## [The problem]
Copy every line of the records below character for character, omitting the pictures from your answer.

* Start Input material *

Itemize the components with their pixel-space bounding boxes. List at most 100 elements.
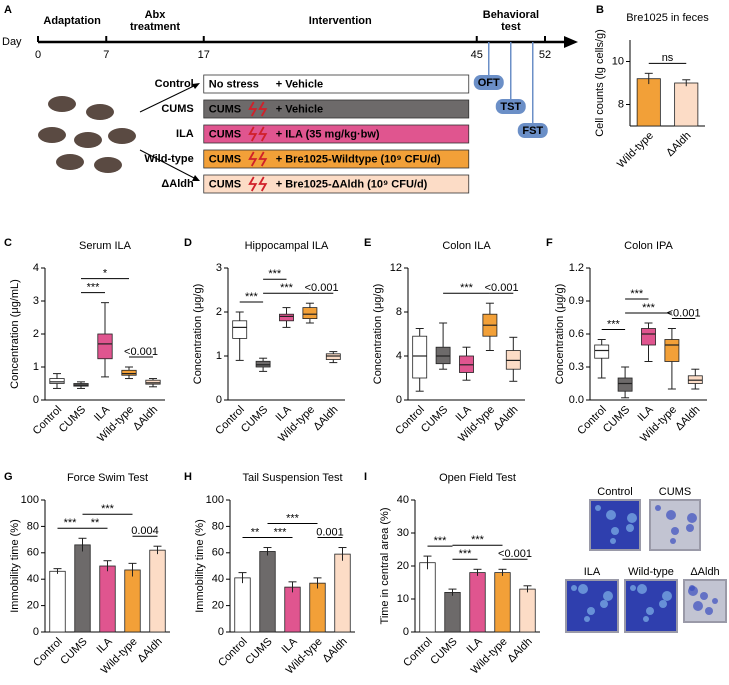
y-tick-label: 12 — [390, 262, 402, 274]
x-tick-label: Control — [401, 636, 435, 670]
track-blob — [600, 600, 608, 608]
y-tick-label: 0.3 — [569, 361, 584, 373]
bar — [419, 562, 436, 633]
group-treatment: + Vehicle — [276, 103, 323, 115]
box — [325, 353, 341, 360]
bar — [636, 78, 661, 127]
panel-letter: B — [596, 4, 604, 16]
chart-panel: I Open Field Test Time in central area (%)… — [364, 471, 540, 677]
day-label: 17 — [198, 49, 210, 61]
x-tick-label: Control — [216, 636, 250, 670]
x-tick-label: CUMS — [57, 404, 88, 435]
y-tick-label: 30 — [397, 527, 409, 539]
bar — [149, 549, 166, 633]
track-blob — [662, 591, 672, 601]
panel-letter: E — [364, 237, 371, 249]
y-tick-label: 1.2 — [569, 262, 584, 274]
test-pill — [517, 123, 548, 138]
group-name: Control — [155, 78, 194, 90]
x-tick-label: ΔAldh — [320, 636, 349, 665]
arrow — [139, 83, 199, 113]
x-tick-label: ΔAldh — [135, 636, 164, 665]
axis-label: Day — [2, 36, 22, 48]
bar — [444, 592, 461, 633]
significance-label: ** — [251, 526, 260, 538]
y-tick-label: 4 — [396, 350, 402, 362]
box — [594, 344, 610, 359]
significance-label: *** — [642, 302, 656, 314]
image-label: CUMS — [659, 486, 691, 498]
track-blob — [637, 584, 647, 594]
significance-label: *** — [64, 517, 78, 529]
track-blob — [687, 513, 697, 523]
arrow — [139, 149, 199, 181]
bar — [124, 569, 141, 633]
track-blob — [587, 607, 595, 615]
y-tick-label: 20 — [397, 560, 409, 572]
lightning-icon — [248, 151, 258, 167]
box — [664, 339, 680, 362]
x-tick-label: Control — [575, 404, 609, 438]
track-blob — [571, 585, 577, 591]
significance-label: <0.001 — [305, 282, 339, 294]
panel-letter: H — [184, 471, 192, 483]
image-label: Control — [597, 486, 632, 498]
panel-letter: G — [4, 471, 13, 483]
group-bar — [203, 124, 470, 144]
lightning-icon — [258, 176, 268, 192]
track-blob — [646, 607, 654, 615]
arrow-head — [192, 175, 200, 181]
track-blob — [603, 591, 613, 601]
y-tick-label: 80 — [212, 520, 224, 532]
mice-illustration — [38, 96, 136, 173]
y-tick-label: 20 — [212, 600, 224, 612]
y-tick-label: 8 — [618, 98, 624, 110]
bar — [309, 582, 326, 633]
chart-title: Colon ILA — [442, 240, 491, 252]
phase-label: Intervention — [309, 15, 372, 27]
track-blob — [693, 601, 703, 611]
chart-title: Hippocampal ILA — [245, 240, 329, 252]
text-line: test — [501, 21, 521, 33]
y-tick-label: 0.0 — [569, 394, 584, 406]
y-tick-label: 0 — [403, 626, 409, 638]
group-name: ΔAldh — [161, 178, 194, 190]
track-blob — [627, 513, 637, 523]
lightning-icon — [258, 151, 268, 167]
lightning-icon — [258, 101, 268, 117]
mouse — [94, 157, 122, 173]
x-tick-label: Wild-type — [615, 130, 656, 171]
track-blob — [655, 505, 661, 511]
group-treatment: + Vehicle — [276, 78, 323, 90]
chart-panel: D Hippocampal ILA Concentration (μg/g) 0 1 2 3… — [184, 237, 345, 445]
box — [97, 333, 113, 360]
image-label: ILA — [584, 566, 601, 578]
group-treatment: + Bre1025-Wildtype (10⁹ CFU/d) — [276, 153, 441, 165]
track-blob — [630, 585, 636, 591]
y-tick-label: 40 — [397, 494, 409, 506]
chart-panel: C Serum ILA Concentration (μg/mL) 0 1 2 3 4 Cont… — [4, 237, 165, 445]
day-label: 45 — [471, 49, 483, 61]
track-blob — [700, 592, 708, 600]
day-label: 7 — [103, 49, 109, 61]
track-blob — [606, 510, 616, 520]
y-axis-label: Concentration (μg/g) — [372, 284, 384, 385]
chart-title: Colon IPA — [624, 240, 673, 252]
x-tick-label: Control — [393, 404, 427, 438]
panel-letter: C — [4, 237, 12, 249]
phase-label: Behavioral test — [483, 9, 539, 33]
chart-title: Serum ILA — [79, 240, 132, 252]
significance-label: *** — [630, 288, 644, 300]
bar — [334, 553, 351, 633]
y-tick-label: 2 — [33, 328, 39, 340]
box — [412, 335, 428, 379]
box — [617, 377, 633, 392]
bar — [49, 570, 66, 633]
chart-title: Bre1025 in feces — [626, 12, 709, 24]
track-blob — [626, 524, 634, 532]
significance-label: *** — [274, 526, 288, 538]
x-tick-label: CUMS — [428, 636, 459, 667]
test-label: FST — [522, 125, 543, 137]
significance-label: *** — [460, 282, 474, 294]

* End Input material *

## [Written reply]
Itemize the components with their pixel-space bounding boxes. List at most 100 elements.
y-tick-label: 12 — [390, 262, 402, 274]
x-tick-label: Control — [401, 636, 435, 670]
track-blob — [600, 600, 608, 608]
y-tick-label: 0.3 — [569, 361, 584, 373]
bar — [419, 562, 436, 633]
group-treatment: + Vehicle — [276, 103, 323, 115]
box — [325, 353, 341, 360]
bar — [636, 78, 661, 127]
panel-letter: B — [596, 4, 604, 16]
chart-panel: I Open Field Test Time in central area (%)… — [364, 471, 540, 677]
day-label: 17 — [198, 49, 210, 61]
x-tick-label: Control — [216, 636, 250, 670]
x-tick-label: CUMS — [57, 404, 88, 435]
y-tick-label: 30 — [397, 527, 409, 539]
bar — [149, 549, 166, 633]
track-blob — [662, 591, 672, 601]
panel-letter: E — [364, 237, 371, 249]
y-tick-label: 1.2 — [569, 262, 584, 274]
test-pill — [517, 123, 548, 138]
group-name: Control — [155, 78, 194, 90]
x-tick-label: ΔAldh — [320, 636, 349, 665]
arrow — [139, 83, 199, 113]
x-tick-label: ΔAldh — [135, 636, 164, 665]
axis-label: Day — [2, 36, 22, 48]
bar — [444, 592, 461, 633]
significance-label: ** — [251, 526, 260, 538]
y-tick-label: 4 — [396, 350, 402, 362]
box — [594, 344, 610, 359]
significance-label: *** — [642, 302, 656, 314]
image-label: CUMS — [659, 486, 691, 498]
track-blob — [637, 584, 647, 594]
significance-label: *** — [64, 517, 78, 529]
track-blob — [687, 513, 697, 523]
arrow — [139, 149, 199, 181]
bar — [124, 569, 141, 633]
track-blob — [587, 607, 595, 615]
y-tick-label: 20 — [397, 560, 409, 572]
lightning-icon — [248, 151, 258, 167]
box — [664, 339, 680, 362]
x-tick-label: Control — [575, 404, 609, 438]
track-blob — [571, 585, 577, 591]
significance-label: <0.001 — [305, 282, 339, 294]
panel-letter: H — [184, 471, 192, 483]
image-label: Control — [597, 486, 632, 498]
panel-letter: G — [4, 471, 13, 483]
group-bar — [203, 124, 470, 144]
lightning-icon — [258, 176, 268, 192]
track-blob — [646, 607, 654, 615]
arrow-head — [192, 175, 200, 181]
track-blob — [603, 591, 613, 601]
y-tick-label: 80 — [212, 520, 224, 532]
mice-illustration — [38, 96, 136, 173]
y-tick-label: 20 — [212, 600, 224, 612]
y-tick-label: 8 — [618, 98, 624, 110]
bar — [309, 582, 326, 633]
chart-title: Colon ILA — [442, 240, 491, 252]
phase-label: Intervention — [309, 15, 372, 27]
track-blob — [693, 601, 703, 611]
chart-title: Hippocampal ILA — [245, 240, 329, 252]
text-line: test — [501, 21, 521, 33]
y-tick-label: 0.0 — [569, 394, 584, 406]
y-tick-label: 0 — [403, 626, 409, 638]
group-name: ΔAldh — [161, 178, 194, 190]
track-blob — [627, 513, 637, 523]
lightning-icon — [258, 151, 268, 167]
lightning-icon — [258, 101, 268, 117]
mouse — [94, 157, 122, 173]
x-tick-label: Wild-type — [615, 130, 656, 171]
track-blob — [655, 505, 661, 511]
group-treatment: + Vehicle — [276, 78, 323, 90]
chart-panel: D Hippocampal ILA Concentration (μg/g) 0 1 2 3… — [184, 237, 345, 445]
box — [97, 333, 113, 360]
image-label: ILA — [584, 566, 601, 578]
group-treatment: + Bre1025-Wildtype (10⁹ CFU/d) — [276, 153, 441, 165]
track-blob — [630, 585, 636, 591]
y-tick-label: 40 — [397, 494, 409, 506]
chart-panel: C Serum ILA Concentration (μg/mL) 0 1 2 3 4 Cont… — [4, 237, 165, 445]
day-label: 45 — [471, 49, 483, 61]
track-blob — [700, 592, 708, 600]
day-label: 7 — [103, 49, 109, 61]
track-blob — [606, 510, 616, 520]
y-axis-label: Concentration (μg/g) — [372, 284, 384, 385]
chart-title: Colon IPA — [624, 240, 673, 252]
x-tick-label: Control — [393, 404, 427, 438]
panel-letter: C — [4, 237, 12, 249]
phase-label: Behavioral test — [483, 9, 539, 33]
chart-title: Serum ILA — [79, 240, 132, 252]
significance-label: *** — [630, 288, 644, 300]
bar — [334, 553, 351, 633]
y-tick-label: 2 — [33, 328, 39, 340]
box — [412, 335, 428, 379]
box — [617, 377, 633, 392]
bar — [49, 570, 66, 633]
chart-title: Bre1025 in feces — [626, 12, 709, 24]
track-blob — [626, 524, 634, 532]
significance-label: *** — [274, 526, 288, 538]
x-tick-label: CUMS — [428, 636, 459, 667]
test-label: FST — [522, 125, 543, 137]
significance-label: *** — [460, 282, 474, 294]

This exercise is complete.